Page extract Block Start
Following a presentation at the COP28 meeting last year, EcoBalance Global connected with a partner and will now be embarking of a 100,000 acre venture implement this kind of beef production in Kazakhstan. Future expansion in other regions that are or were grassland ecosystems.

The Potential Based On Imitating Natural Systems

The reason that this regenerative or double-pass approach is promising is that it represents a grazing system for cows that closely imitates the beneficial function of wild herbivores like bison that were a key part of natural, prairie ecosystems such as those in the upper Midwest of the US.

There are 8.65 billion acres of grassland on the earth and 4.9 billion of those are used to graze livestock – an area 2.6 times as large as the total area of the continental US. Historically much of that land has been degraded because of either over-grazing or allowed to transition into a less desirable form of vegetation because of under-grazing. A natural prairie ecosystem involves a complex interrelationship between the plants, the organisms that live in the soil, and the “herbivores” (animals that can live on grass). For the mixed grass prairie ecosystem of a place like North Dakota the key animal was the American Bison – but beef cattle can fill that role.
Page extract Block End
What to produce: Copy the grazing text between "Following a presentation" and "Midwest of the US.", inclusive, replacing "Kazakhstan" with "Mongolia".
Material supplied Block Start
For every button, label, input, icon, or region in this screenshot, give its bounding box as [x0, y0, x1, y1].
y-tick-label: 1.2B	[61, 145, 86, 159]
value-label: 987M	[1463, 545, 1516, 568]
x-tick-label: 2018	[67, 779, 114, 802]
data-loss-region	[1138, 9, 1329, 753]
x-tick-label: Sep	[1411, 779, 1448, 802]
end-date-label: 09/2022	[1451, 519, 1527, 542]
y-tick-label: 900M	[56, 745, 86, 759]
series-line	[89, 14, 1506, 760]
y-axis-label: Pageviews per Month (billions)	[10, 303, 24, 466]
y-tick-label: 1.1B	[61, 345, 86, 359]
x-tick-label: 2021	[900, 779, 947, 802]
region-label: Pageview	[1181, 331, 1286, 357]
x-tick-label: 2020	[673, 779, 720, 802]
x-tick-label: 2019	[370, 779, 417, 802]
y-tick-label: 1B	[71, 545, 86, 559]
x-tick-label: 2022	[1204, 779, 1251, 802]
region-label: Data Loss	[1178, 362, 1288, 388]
Material supplied Block End
Response to this task:
Following a presentation at the COP28 meeting last year, EcoBalance Global connected with a partner and will now be embarking of a 100,000 acre venture implement this kind of beef production in Mongolia. Future expansion in other regions that are or were grassland ecosystems.

The Potential Based On Imitating Natural Systems

The reason that this regenerative or double-pass approach is promising is that it represents a grazing system for cows that closely imitates the beneficial function of wild herbivores like bison that were a key part of natural, prairie ecosystems such as those in the upper Midwest of the US.